## Structured figure records
═══

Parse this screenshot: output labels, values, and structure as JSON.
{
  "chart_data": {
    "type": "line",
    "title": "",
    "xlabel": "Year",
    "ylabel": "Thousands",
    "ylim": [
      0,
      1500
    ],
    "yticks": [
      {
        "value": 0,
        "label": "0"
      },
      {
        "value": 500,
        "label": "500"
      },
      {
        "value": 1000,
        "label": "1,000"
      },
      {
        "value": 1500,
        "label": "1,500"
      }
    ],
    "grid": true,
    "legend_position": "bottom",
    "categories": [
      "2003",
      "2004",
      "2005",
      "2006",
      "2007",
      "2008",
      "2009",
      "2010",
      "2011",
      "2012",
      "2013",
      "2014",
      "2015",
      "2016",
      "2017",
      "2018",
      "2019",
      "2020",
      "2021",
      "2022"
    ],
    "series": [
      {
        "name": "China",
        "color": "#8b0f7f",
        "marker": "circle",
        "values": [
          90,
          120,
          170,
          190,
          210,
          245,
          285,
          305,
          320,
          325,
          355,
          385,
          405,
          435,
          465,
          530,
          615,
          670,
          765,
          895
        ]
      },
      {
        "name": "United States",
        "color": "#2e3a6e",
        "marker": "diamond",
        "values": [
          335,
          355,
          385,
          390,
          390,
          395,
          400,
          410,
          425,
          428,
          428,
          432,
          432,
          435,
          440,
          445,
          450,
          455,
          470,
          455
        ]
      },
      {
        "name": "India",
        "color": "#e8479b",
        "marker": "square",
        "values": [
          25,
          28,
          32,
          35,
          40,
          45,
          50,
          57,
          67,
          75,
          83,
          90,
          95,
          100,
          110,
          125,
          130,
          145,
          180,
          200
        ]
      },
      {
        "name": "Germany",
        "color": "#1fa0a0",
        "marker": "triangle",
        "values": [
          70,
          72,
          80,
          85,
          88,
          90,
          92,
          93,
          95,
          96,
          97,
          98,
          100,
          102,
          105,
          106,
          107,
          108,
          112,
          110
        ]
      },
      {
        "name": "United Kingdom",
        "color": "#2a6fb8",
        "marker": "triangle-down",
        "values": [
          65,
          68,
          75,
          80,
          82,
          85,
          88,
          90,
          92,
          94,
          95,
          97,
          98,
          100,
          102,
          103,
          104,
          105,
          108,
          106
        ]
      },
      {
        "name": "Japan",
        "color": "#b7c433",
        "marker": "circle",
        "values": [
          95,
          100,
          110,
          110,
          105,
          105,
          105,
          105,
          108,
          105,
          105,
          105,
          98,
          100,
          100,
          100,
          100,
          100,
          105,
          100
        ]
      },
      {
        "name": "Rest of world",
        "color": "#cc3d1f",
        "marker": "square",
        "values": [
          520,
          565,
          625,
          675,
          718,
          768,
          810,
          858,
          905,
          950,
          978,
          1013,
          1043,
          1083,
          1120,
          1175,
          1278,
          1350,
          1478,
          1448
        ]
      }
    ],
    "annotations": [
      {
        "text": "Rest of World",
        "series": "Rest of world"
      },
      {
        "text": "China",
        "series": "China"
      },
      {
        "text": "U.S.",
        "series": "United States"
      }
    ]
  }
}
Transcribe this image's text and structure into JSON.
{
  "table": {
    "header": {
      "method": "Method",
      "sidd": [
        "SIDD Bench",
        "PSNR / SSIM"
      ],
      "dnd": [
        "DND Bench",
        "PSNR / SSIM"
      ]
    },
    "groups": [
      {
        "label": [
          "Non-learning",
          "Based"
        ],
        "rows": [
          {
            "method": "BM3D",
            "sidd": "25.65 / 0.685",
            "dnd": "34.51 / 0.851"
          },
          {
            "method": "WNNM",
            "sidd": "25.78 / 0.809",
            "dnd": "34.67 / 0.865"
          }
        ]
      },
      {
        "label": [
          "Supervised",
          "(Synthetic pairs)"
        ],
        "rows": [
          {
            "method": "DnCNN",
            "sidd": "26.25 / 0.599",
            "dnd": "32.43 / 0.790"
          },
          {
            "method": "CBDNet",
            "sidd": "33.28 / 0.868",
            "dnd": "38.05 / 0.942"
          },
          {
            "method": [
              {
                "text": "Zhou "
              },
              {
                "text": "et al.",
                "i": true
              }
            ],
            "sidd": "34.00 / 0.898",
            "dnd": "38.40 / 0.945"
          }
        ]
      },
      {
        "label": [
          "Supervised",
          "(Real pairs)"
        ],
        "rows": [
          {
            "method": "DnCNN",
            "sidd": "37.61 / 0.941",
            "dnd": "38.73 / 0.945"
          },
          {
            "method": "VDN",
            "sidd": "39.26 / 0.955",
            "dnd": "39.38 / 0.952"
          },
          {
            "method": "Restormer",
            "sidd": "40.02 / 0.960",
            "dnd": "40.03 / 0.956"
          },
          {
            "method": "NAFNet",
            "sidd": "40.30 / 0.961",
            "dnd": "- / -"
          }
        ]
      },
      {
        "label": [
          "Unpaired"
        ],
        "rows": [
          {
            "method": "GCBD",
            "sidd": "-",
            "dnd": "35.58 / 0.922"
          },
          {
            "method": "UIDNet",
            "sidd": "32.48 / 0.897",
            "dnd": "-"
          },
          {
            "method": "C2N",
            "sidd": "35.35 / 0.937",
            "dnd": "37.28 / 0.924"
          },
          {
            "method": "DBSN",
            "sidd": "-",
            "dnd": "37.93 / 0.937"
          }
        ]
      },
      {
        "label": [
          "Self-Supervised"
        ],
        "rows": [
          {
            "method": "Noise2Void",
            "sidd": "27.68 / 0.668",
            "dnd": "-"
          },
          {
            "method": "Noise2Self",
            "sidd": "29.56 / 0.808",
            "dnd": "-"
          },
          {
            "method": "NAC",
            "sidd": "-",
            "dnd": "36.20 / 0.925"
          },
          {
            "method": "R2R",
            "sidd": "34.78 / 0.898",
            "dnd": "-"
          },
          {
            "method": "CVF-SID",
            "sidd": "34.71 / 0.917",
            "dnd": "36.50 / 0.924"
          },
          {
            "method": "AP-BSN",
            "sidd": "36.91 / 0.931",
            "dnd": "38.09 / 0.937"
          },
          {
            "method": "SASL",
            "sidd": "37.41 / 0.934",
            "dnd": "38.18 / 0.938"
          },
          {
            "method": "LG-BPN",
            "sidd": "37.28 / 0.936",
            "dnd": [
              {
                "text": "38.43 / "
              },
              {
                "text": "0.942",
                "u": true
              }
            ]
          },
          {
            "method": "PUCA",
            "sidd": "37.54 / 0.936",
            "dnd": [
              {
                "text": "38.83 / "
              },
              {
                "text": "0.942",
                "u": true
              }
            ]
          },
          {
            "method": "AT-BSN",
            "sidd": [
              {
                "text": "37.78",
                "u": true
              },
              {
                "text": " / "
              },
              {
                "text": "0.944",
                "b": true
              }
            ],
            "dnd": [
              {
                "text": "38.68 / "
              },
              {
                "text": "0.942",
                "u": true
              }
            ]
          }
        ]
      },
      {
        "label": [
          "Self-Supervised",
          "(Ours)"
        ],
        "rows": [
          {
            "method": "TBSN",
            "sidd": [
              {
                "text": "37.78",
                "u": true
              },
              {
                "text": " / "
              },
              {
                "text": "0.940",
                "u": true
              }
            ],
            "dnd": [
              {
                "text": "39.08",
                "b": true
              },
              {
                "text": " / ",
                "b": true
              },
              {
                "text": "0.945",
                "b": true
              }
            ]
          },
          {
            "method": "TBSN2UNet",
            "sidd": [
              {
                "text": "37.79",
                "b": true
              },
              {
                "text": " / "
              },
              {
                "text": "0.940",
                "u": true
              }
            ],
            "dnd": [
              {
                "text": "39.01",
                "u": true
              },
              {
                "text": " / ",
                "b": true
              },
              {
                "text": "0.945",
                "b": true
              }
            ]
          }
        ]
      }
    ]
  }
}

═══

The records above should be restated word for word, please.

## RESULT
Parse this screenshot: output labels, values, and structure as JSON.
{
  "chart_data": {
    "type": "line",
    "title": "",
    "xlabel": "Year",
    "ylabel": "Thousands",
    "ylim": [
      0,
      1500
    ],
    "yticks": [
      {
        "value": 0,
        "label": "0"
      },
      {
        "value": 500,
        "label": "500"
      },
      {
        "value": 1000,
        "label": "1,000"
      },
      {
        "value": 1500,
        "label": "1,500"
      }
    ],
    "grid": true,
    "legend_position": "bottom",
    "categories": [
      "2003",
      "2004",
      "2005",
      "2006",
      "2007",
      "2008",
      "2009",
      "2010",
      "2011",
      "2012",
      "2013",
      "2014",
      "2015",
      "2016",
      "2017",
      "2018",
      "2019",
      "2020",
      "2021",
      "2022"
    ],
    "series": [
      {
        "name": "China",
        "color": "#8b0f7f",
        "marker": "circle",
        "values": [
          90,
          120,
          170,
          190,
          210,
          245,
          285,
          305,
          320,
          325,
          355,
          385,
          405,
          435,
          465,
          530,
          615,
          670,
          765,
          895
        ]
      },
      {
        "name": "United States",
        "color": "#2e3a6e",
        "marker": "diamond",
        "values": [
          335,
          355,
          385,
          390,
          390,
          395,
          400,
          410,
          425,
          428,
          428,
          432,
          432,
          435,
          440,
          445,
          450,
          455,
          470,
          455
        ]
      },
      {
        "name": "India",
        "color": "#e8479b",
        "marker": "square",
        "values": [
          25,
          28,
          32,
          35,
          40,
          45,
          50,
          57,
          67,
          75,
          83,
          90,
          95,
          100,
          110,
          125,
          130,
          145,
          180,
          200
        ]
      },
      {
        "name": "Germany",
        "color": "#1fa0a0",
        "marker": "triangle",
        "values": [
          70,
          72,
          80,
          85,
          88,
          90,
          92,
          93,
          95,
          96,
          97,
          98,
          100,
          102,
          105,
          106,
          107,
          108,
          112,
          110
        ]
      },
      {
        "name": "United Kingdom",
        "color": "#2a6fb8",
        "marker": "triangle-down",
        "values": [
          65,
          68,
          75,
          80,
          82,
          85,
          88,
          90,
          92,
          94,
          95,
          97,
          98,
          100,
          102,
          103,
          104,
          105,
          108,
          106
        ]
      },
      {
        "name": "Japan",
        "color": "#b7c433",
        "marker": "circle",
        "values": [
          95,
          100,
          110,
          110,
          105,
          105,
          105,
          105,
          108,
          105,
          105,
          105,
          98,
          100,
          100,
          100,
          100,
          100,
          105,
          100
        ]
      },
      {
        "name": "Rest of world",
        "color": "#cc3d1f",
        "marker": "square",
        "values": [
          520,
          565,
          625,
          675,
          718,
          768,
          810,
          858,
          905,
          950,
          978,
          1013,
          1043,
          1083,
          1120,
          1175,
          1278,
          1350,
          1478,
          1448
        ]
      }
    ],
    "annotations": [
      {
        "text": "Rest of World",
        "series": "Rest of world"
      },
      {
        "text": "China",
        "series": "China"
      },
      {
        "text": "U.S.",
        "series": "United States"
      }
    ]
  }
}
Transcribe this image's text and structure into JSON.
{
  "table": {
    "header": {
      "method": "Method",
      "sidd": [
        "SIDD Bench",
        "PSNR / SSIM"
      ],
      "dnd": [
        "DND Bench",
        "PSNR / SSIM"
      ]
    },
    "groups": [
      {
        "label": [
          "Non-learning",
          "Based"
        ],
        "rows": [
          {
            "method": "BM3D",
            "sidd": "25.65 / 0.685",
            "dnd": "34.51 / 0.851"
          },
          {
            "method": "WNNM",
            "sidd": "25.78 / 0.809",
            "dnd": "34.67 / 0.865"
          }
        ]
      },
      {
        "label": [
          "Supervised",
          "(Synthetic pairs)"
        ],
        "rows": [
          {
            "method": "DnCNN",
            "sidd": "26.25 / 0.599",
            "dnd": "32.43 / 0.790"
          },
          {
            "method": "CBDNet",
            "sidd": "33.28 / 0.868",
            "dnd": "38.05 / 0.942"
          },
          {
            "method": [
              {
                "text": "Zhou "
              },
              {
                "text": "et al.",
                "i": true
              }
            ],
            "sidd": "34.00 / 0.898",
            "dnd": "38.40 / 0.945"
          }
        ]
      },
      {
        "label": [
          "Supervised",
          "(Real pairs)"
        ],
        "rows": [
          {
            "method": "DnCNN",
            "sidd": "37.61 / 0.941",
            "dnd": "38.73 / 0.945"
          },
          {
            "method": "VDN",
            "sidd": "39.26 / 0.955",
            "dnd": "39.38 / 0.952"
          },
          {
            "method": "Restormer",
            "sidd": "40.02 / 0.960",
            "dnd": "40.03 / 0.956"
          },
          {
            "method": "NAFNet",
            "sidd": "40.30 / 0.961",
            "dnd": "- / -"
          }
        ]
      },
      {
        "label": [
          "Unpaired"
        ],
        "rows": [
          {
            "method": "GCBD",
            "sidd": "-",
            "dnd": "35.58 / 0.922"
          },
          {
            "method": "UIDNet",
            "sidd": "32.48 / 0.897",
            "dnd": "-"
          },
          {
            "method": "C2N",
            "sidd": "35.35 / 0.937",
            "dnd": "37.28 / 0.924"
          },
          {
            "method": "DBSN",
            "sidd": "-",
            "dnd": "37.93 / 0.937"
          }
        ]
      },
      {
        "label": [
          "Self-Supervised"
        ],
        "rows": [
          {
            "method": "Noise2Void",
            "sidd": "27.68 / 0.668",
            "dnd": "-"
          },
          {
            "method": "Noise2Self",
            "sidd": "29.56 / 0.808",
            "dnd": "-"
          },
          {
            "method": "NAC",
            "sidd": "-",
            "dnd": "36.20 / 0.925"
          },
          {
            "method": "R2R",
            "sidd": "34.78 / 0.898",
            "dnd": "-"
          },
          {
            "method": "CVF-SID",
            "sidd": "34.71 / 0.917",
            "dnd": "36.50 / 0.924"
          },
          {
            "method": "AP-BSN",
            "sidd": "36.91 / 0.931",
            "dnd": "38.09 / 0.937"
          },
          {
            "method": "SASL",
            "sidd": "37.41 / 0.934",
            "dnd": "38.18 / 0.938"
          },
          {
            "method": "LG-BPN",
            "sidd": "37.28 / 0.936",
            "dnd": [
              {
                "text": "38.43 / "
              },
              {
                "text": "0.942",
                "u": true
              }
            ]
          },
          {
            "method": "PUCA",
            "sidd": "37.54 / 0.936",
            "dnd": [
              {
                "text": "38.83 / "
              },
              {
                "text": "0.942",
                "u": true
              }
            ]
          },
          {
            "method": "AT-BSN",
            "sidd": [
              {
                "text": "37.78",
                "u": true
              },
              {
                "text": " / "
              },
              {
                "text": "0.944",
                "b": true
              }
            ],
            "dnd": [
              {
                "text": "38.68 / "
              },
              {
                "text": "0.942",
                "u": true
              }
            ]
          }
        ]
      },
      {
        "label": [
          "Self-Supervised",
          "(Ours)"
        ],
        "rows": [
          {
            "method": "TBSN",
            "sidd": [
              {
                "text": "37.78",
                "u": true
              },
              {
                "text": " / "
              },
              {
                "text": "0.940",
                "u": true
              }
            ],
            "dnd": [
              {
                "text": "39.08",
                "b": true
              },
              {
                "text": " / ",
                "b": true
              },
              {
                "text": "0.945",
                "b": true
              }
            ]
          },
          {
            "method": "TBSN2UNet",
            "sidd": [
              {
                "text": "37.79",
                "b": true
              },
              {
                "text": " / "
              },
              {
                "text": "0.940",
                "u": true
              }
            ],
            "dnd": [
              {
                "text": "39.01",
                "u": true
              },
              {
                "text": " / ",
                "b": true
              },
              {
                "text": "0.945",
                "b": true
              }
            ]
          }
        ]
      }
    ]
  }
}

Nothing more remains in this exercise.